What you should do:
Copy the following entries verbatim, line for line.

Information given:
— start —
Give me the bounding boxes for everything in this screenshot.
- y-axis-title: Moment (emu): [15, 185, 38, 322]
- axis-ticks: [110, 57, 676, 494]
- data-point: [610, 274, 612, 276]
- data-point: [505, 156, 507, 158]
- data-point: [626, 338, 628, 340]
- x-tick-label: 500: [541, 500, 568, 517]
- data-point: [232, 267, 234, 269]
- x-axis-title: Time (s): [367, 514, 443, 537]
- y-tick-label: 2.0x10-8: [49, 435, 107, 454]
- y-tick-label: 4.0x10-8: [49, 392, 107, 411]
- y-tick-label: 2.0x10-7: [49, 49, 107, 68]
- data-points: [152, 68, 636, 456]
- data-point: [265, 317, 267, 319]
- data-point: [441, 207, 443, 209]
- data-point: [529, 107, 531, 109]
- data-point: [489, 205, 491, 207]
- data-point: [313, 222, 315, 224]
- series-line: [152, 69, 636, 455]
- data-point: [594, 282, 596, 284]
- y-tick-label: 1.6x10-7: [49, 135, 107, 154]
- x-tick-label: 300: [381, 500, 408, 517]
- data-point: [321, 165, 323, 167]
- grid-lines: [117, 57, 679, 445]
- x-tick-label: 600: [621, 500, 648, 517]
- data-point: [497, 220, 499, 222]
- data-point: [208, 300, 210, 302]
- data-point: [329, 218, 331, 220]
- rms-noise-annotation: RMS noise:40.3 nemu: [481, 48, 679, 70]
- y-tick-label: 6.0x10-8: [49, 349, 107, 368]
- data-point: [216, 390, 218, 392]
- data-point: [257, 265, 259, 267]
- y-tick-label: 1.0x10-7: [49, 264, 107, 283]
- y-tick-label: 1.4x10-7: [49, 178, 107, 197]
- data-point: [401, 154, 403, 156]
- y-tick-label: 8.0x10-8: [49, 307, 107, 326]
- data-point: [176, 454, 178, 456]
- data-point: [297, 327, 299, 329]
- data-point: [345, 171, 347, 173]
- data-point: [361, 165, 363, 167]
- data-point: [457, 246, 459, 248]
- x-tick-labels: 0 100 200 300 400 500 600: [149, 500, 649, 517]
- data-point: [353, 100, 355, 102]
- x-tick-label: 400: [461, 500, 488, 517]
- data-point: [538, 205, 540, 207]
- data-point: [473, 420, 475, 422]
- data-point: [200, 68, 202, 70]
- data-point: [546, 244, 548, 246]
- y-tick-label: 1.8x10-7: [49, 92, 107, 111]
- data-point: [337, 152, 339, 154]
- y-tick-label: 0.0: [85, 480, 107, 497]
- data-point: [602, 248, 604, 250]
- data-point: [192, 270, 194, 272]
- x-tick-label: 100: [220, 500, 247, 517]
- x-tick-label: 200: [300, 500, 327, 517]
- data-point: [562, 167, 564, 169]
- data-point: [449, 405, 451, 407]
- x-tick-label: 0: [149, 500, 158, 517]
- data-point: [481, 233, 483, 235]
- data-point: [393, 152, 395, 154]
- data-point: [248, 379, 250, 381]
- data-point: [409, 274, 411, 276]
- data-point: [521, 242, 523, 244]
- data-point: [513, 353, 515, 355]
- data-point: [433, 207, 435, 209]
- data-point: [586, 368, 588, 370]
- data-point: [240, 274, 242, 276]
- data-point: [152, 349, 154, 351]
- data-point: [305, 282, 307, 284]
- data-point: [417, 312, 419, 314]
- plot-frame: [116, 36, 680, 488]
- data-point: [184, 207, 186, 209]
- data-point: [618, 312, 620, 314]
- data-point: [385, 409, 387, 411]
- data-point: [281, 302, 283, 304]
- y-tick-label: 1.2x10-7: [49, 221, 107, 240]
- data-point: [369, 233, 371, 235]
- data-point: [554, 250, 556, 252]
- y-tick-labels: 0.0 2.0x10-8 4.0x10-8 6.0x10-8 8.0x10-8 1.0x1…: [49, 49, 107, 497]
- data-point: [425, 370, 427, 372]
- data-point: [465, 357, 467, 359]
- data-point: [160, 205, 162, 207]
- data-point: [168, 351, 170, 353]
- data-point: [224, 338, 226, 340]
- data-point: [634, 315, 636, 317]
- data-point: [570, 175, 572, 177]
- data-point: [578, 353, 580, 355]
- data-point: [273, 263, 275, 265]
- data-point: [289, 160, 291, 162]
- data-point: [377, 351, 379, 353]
— end —
Full output:
Give me the bounding boxes for everything in this screenshot.
- y-axis-title: Moment (emu): [15, 185, 38, 322]
- axis-ticks: [110, 57, 676, 494]
- data-point: [610, 274, 612, 276]
- data-point: [505, 156, 507, 158]
- data-point: [626, 338, 628, 340]
- x-tick-label: 500: [541, 500, 568, 517]
- data-point: [232, 267, 234, 269]
- x-axis-title: Time (s): [367, 514, 443, 537]
- y-tick-label: 2.0x10-8: [49, 435, 107, 454]
- y-tick-label: 4.0x10-8: [49, 392, 107, 411]
- y-tick-label: 2.0x10-7: [49, 49, 107, 68]
- data-points: [152, 68, 636, 456]
- data-point: [265, 317, 267, 319]
- data-point: [441, 207, 443, 209]
- data-point: [529, 107, 531, 109]
- data-point: [489, 205, 491, 207]
- data-point: [313, 222, 315, 224]
- series-line: [152, 69, 636, 455]
- data-point: [594, 282, 596, 284]
- y-tick-label: 1.6x10-7: [49, 135, 107, 154]
- x-tick-label: 300: [381, 500, 408, 517]
- data-point: [321, 165, 323, 167]
- grid-lines: [117, 57, 679, 445]
- x-tick-label: 600: [621, 500, 648, 517]
- data-point: [497, 220, 499, 222]
- data-point: [208, 300, 210, 302]
- data-point: [329, 218, 331, 220]
- rms-noise-annotation: RMS noise:40.3 nemu: [481, 48, 679, 70]
- y-tick-label: 6.0x10-8: [49, 349, 107, 368]
- data-point: [216, 390, 218, 392]
- data-point: [257, 265, 259, 267]
- y-tick-label: 1.0x10-7: [49, 264, 107, 283]
- y-tick-label: 1.4x10-7: [49, 178, 107, 197]
- data-point: [401, 154, 403, 156]
- y-tick-label: 8.0x10-8: [49, 307, 107, 326]
- data-point: [176, 454, 178, 456]
- data-point: [297, 327, 299, 329]
- data-point: [345, 171, 347, 173]
- data-point: [361, 165, 363, 167]
- data-point: [457, 246, 459, 248]
- x-tick-labels: 0 100 200 300 400 500 600: [149, 500, 649, 517]
- data-point: [353, 100, 355, 102]
- x-tick-label: 400: [461, 500, 488, 517]
- data-point: [538, 205, 540, 207]
- data-point: [473, 420, 475, 422]
- data-point: [200, 68, 202, 70]
- data-point: [546, 244, 548, 246]
- y-tick-label: 1.8x10-7: [49, 92, 107, 111]
- data-point: [337, 152, 339, 154]
- y-tick-label: 0.0: [85, 480, 107, 497]
- data-point: [602, 248, 604, 250]
- data-point: [192, 270, 194, 272]
- x-tick-label: 100: [220, 500, 247, 517]
- x-tick-label: 200: [300, 500, 327, 517]
- data-point: [562, 167, 564, 169]
- data-point: [449, 405, 451, 407]
- x-tick-label: 0: [149, 500, 158, 517]
- data-point: [481, 233, 483, 235]
- data-point: [393, 152, 395, 154]
- data-point: [248, 379, 250, 381]
- data-point: [409, 274, 411, 276]
- data-point: [521, 242, 523, 244]
- data-point: [513, 353, 515, 355]
- data-point: [433, 207, 435, 209]
- data-point: [586, 368, 588, 370]
- data-point: [240, 274, 242, 276]
- data-point: [152, 349, 154, 351]
- data-point: [305, 282, 307, 284]
- data-point: [417, 312, 419, 314]
- plot-frame: [116, 36, 680, 488]
- data-point: [184, 207, 186, 209]
- data-point: [618, 312, 620, 314]
- data-point: [385, 409, 387, 411]
- data-point: [281, 302, 283, 304]
- y-tick-label: 1.2x10-7: [49, 221, 107, 240]
- data-point: [369, 233, 371, 235]
- data-point: [554, 250, 556, 252]
- y-tick-labels: 0.0 2.0x10-8 4.0x10-8 6.0x10-8 8.0x10-8 1.0x1…: [49, 49, 107, 497]
- data-point: [425, 370, 427, 372]
- data-point: [465, 357, 467, 359]
- data-point: [160, 205, 162, 207]
- data-point: [168, 351, 170, 353]
- data-point: [224, 338, 226, 340]
- data-point: [634, 315, 636, 317]
- data-point: [570, 175, 572, 177]
- data-point: [578, 353, 580, 355]
- data-point: [273, 263, 275, 265]
- data-point: [289, 160, 291, 162]
- data-point: [377, 351, 379, 353]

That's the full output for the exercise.